Excerpted records -
___

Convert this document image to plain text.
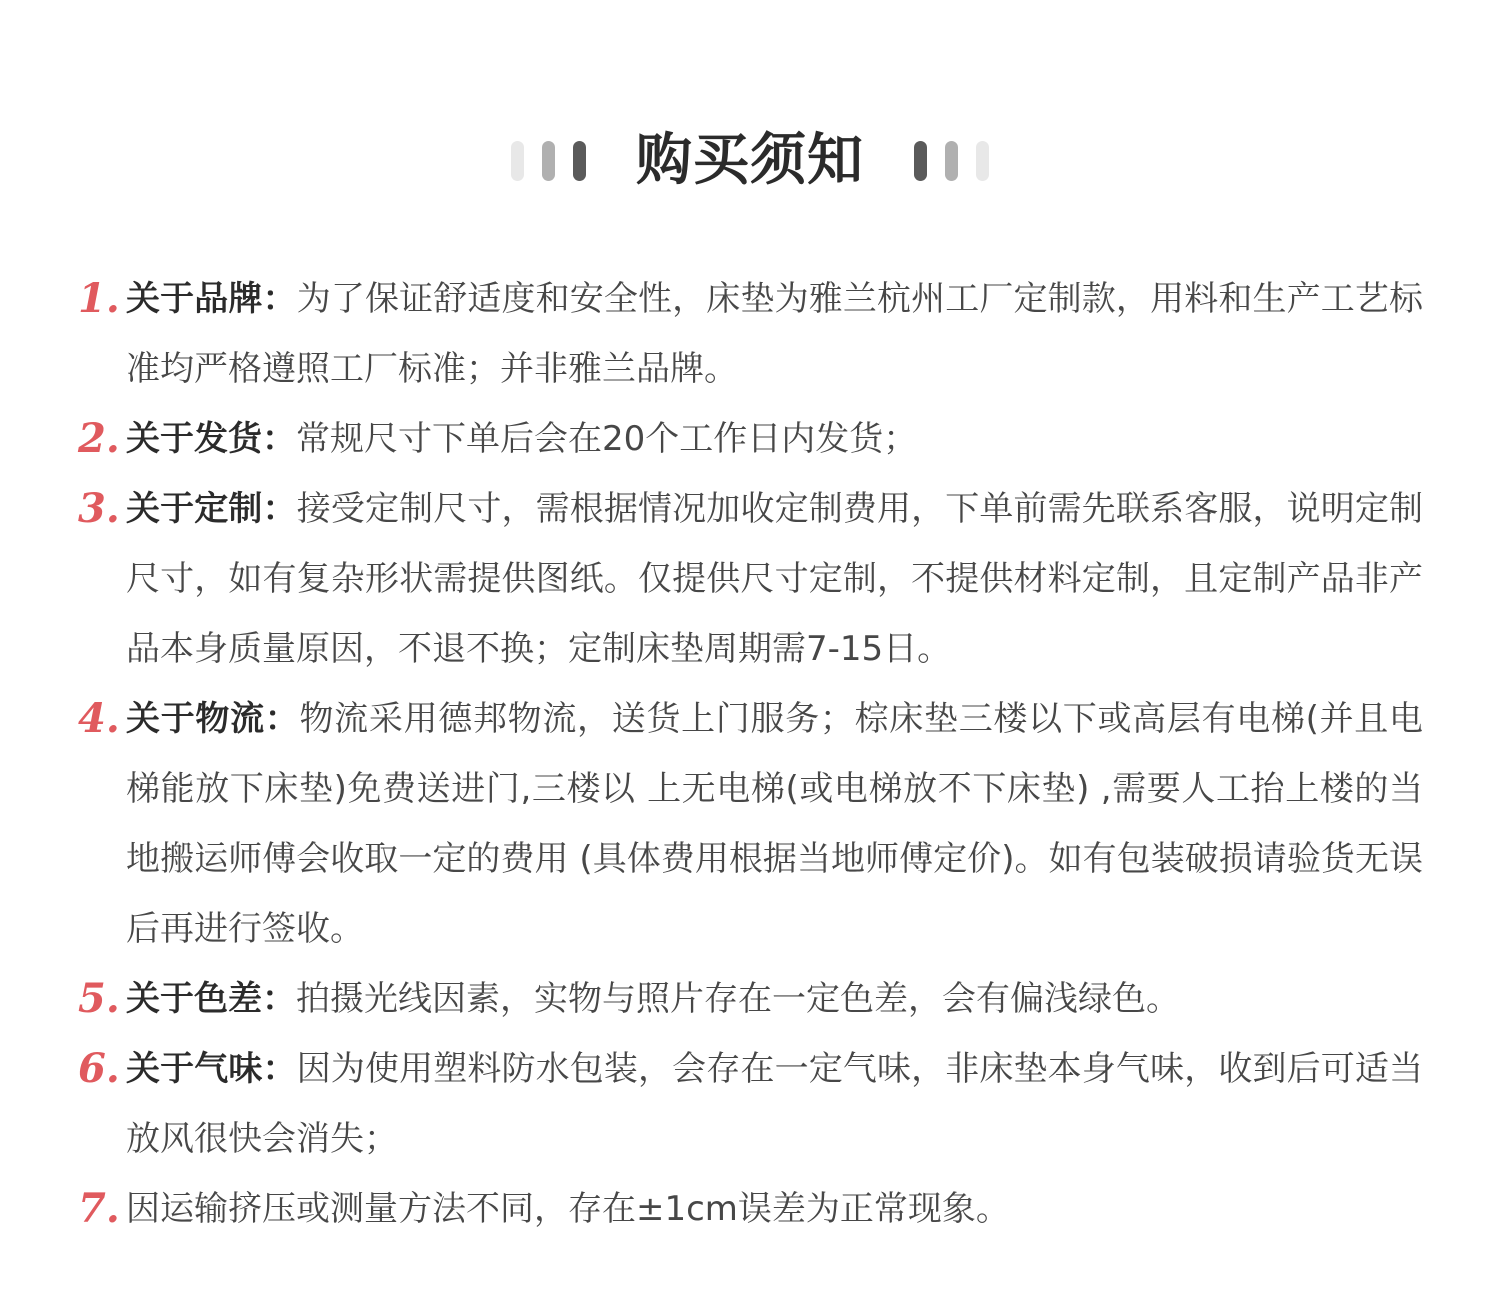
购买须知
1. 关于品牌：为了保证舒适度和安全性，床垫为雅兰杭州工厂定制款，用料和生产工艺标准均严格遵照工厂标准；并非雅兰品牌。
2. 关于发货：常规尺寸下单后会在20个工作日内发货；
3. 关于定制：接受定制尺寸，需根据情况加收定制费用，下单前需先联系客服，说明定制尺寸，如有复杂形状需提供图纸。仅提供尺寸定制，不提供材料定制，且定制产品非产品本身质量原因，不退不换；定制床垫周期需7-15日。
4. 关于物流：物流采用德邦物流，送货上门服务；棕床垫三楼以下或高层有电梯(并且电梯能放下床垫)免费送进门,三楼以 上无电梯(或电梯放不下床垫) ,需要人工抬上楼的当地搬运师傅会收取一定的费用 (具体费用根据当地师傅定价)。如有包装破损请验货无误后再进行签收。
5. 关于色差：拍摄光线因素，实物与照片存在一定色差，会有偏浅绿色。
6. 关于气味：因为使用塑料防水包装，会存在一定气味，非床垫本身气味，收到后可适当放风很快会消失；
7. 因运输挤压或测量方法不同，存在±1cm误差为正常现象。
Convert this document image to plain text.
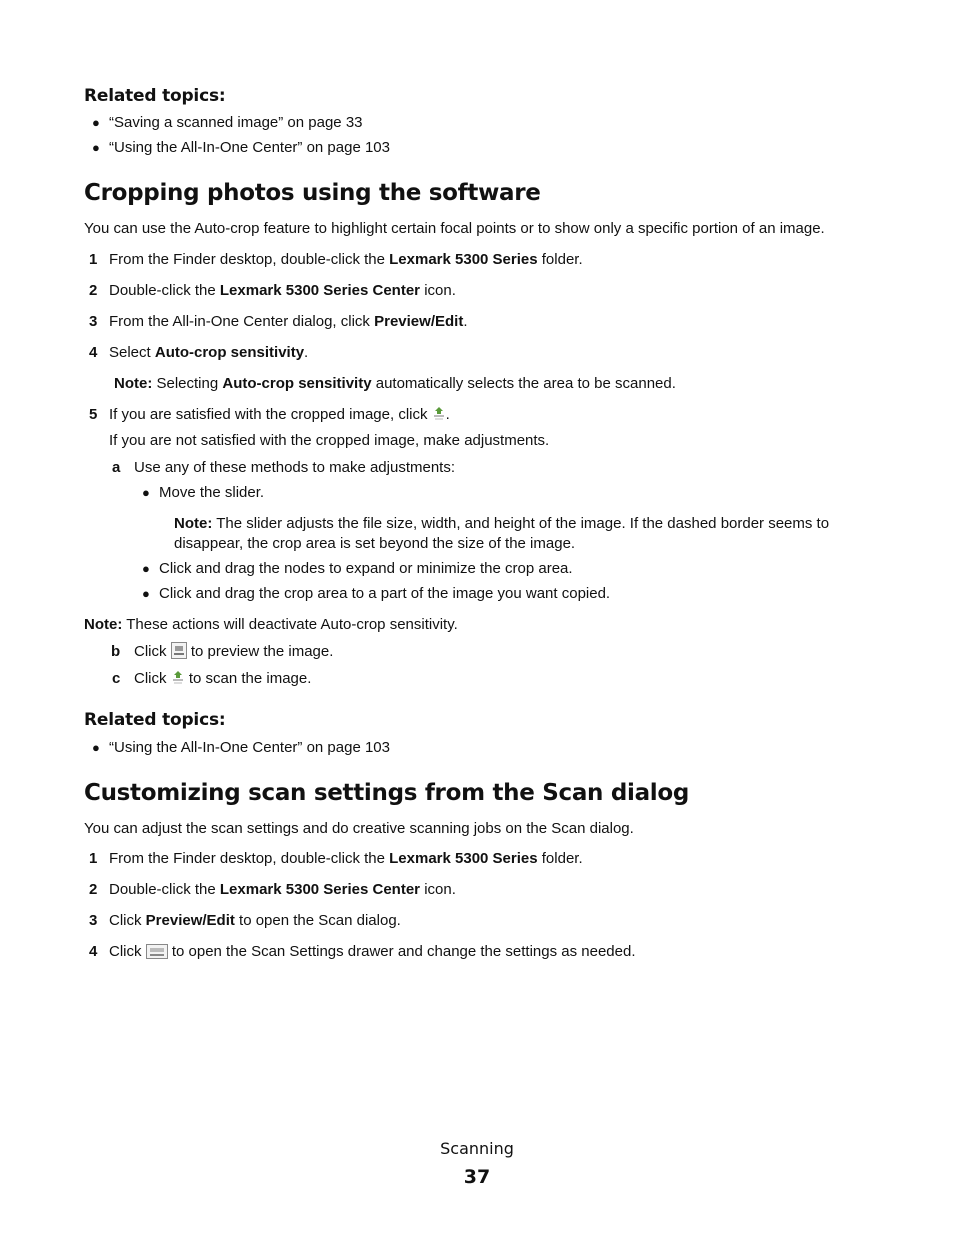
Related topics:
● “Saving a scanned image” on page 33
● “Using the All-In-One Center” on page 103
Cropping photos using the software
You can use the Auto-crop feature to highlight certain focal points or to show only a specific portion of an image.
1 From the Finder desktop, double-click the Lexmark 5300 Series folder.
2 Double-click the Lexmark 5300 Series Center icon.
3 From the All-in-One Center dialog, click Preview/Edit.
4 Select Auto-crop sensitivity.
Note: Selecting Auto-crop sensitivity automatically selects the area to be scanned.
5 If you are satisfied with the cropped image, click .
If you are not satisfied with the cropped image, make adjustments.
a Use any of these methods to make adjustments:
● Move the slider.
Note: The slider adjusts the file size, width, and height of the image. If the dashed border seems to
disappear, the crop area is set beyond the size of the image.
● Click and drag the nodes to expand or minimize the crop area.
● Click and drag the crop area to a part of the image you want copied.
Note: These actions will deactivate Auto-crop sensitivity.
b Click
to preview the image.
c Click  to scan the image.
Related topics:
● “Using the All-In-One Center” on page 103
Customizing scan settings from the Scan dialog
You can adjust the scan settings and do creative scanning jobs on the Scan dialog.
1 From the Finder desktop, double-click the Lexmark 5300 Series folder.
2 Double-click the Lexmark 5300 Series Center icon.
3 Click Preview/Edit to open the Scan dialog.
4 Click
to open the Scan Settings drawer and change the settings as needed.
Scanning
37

___

Written problem - Transcribe the material exactly, keeping every word and none of the pictures.

Solution to the problem -
Convert this document image to plain text.
购买须知
1. 关于品牌：为了保证舒适度和安全性，床垫为雅兰杭州工厂定制款，用料和生产工艺标准均严格遵照工厂标准；并非雅兰品牌。
2. 关于发货：常规尺寸下单后会在20个工作日内发货；
3. 关于定制：接受定制尺寸，需根据情况加收定制费用，下单前需先联系客服，说明定制尺寸，如有复杂形状需提供图纸。仅提供尺寸定制，不提供材料定制，且定制产品非产品本身质量原因，不退不换；定制床垫周期需7-15日。
4. 关于物流：物流采用德邦物流，送货上门服务；棕床垫三楼以下或高层有电梯(并且电梯能放下床垫)免费送进门,三楼以 上无电梯(或电梯放不下床垫) ,需要人工抬上楼的当地搬运师傅会收取一定的费用 (具体费用根据当地师傅定价)。如有包装破损请验货无误后再进行签收。
5. 关于色差：拍摄光线因素，实物与照片存在一定色差，会有偏浅绿色。
6. 关于气味：因为使用塑料防水包装，会存在一定气味，非床垫本身气味，收到后可适当放风很快会消失；
7. 因运输挤压或测量方法不同，存在±1cm误差为正常现象。
Convert this document image to plain text.
Related topics:
● “Saving a scanned image” on page 33
● “Using the All-In-One Center” on page 103
Cropping photos using the software
You can use the Auto-crop feature to highlight certain focal points or to show only a specific portion of an image.
1 From the Finder desktop, double-click the Lexmark 5300 Series folder.
2 Double-click the Lexmark 5300 Series Center icon.
3 From the All-in-One Center dialog, click Preview/Edit.
4 Select Auto-crop sensitivity.
Note: Selecting Auto-crop sensitivity automatically selects the area to be scanned.
5 If you are satisfied with the cropped image, click .
If you are not satisfied with the cropped image, make adjustments.
a Use any of these methods to make adjustments:
● Move the slider.
Note: The slider adjusts the file size, width, and height of the image. If the dashed border seems to
disappear, the crop area is set beyond the size of the image.
● Click and drag the nodes to expand or minimize the crop area.
● Click and drag the crop area to a part of the image you want copied.
Note: These actions will deactivate Auto-crop sensitivity.
b Click
to preview the image.
c Click  to scan the image.
Related topics:
● “Using the All-In-One Center” on page 103
Customizing scan settings from the Scan dialog
You can adjust the scan settings and do creative scanning jobs on the Scan dialog.
1 From the Finder desktop, double-click the Lexmark 5300 Series folder.
2 Double-click the Lexmark 5300 Series Center icon.
3 Click Preview/Edit to open the Scan dialog.
4 Click
to open the Scan Settings drawer and change the settings as needed.
Scanning
37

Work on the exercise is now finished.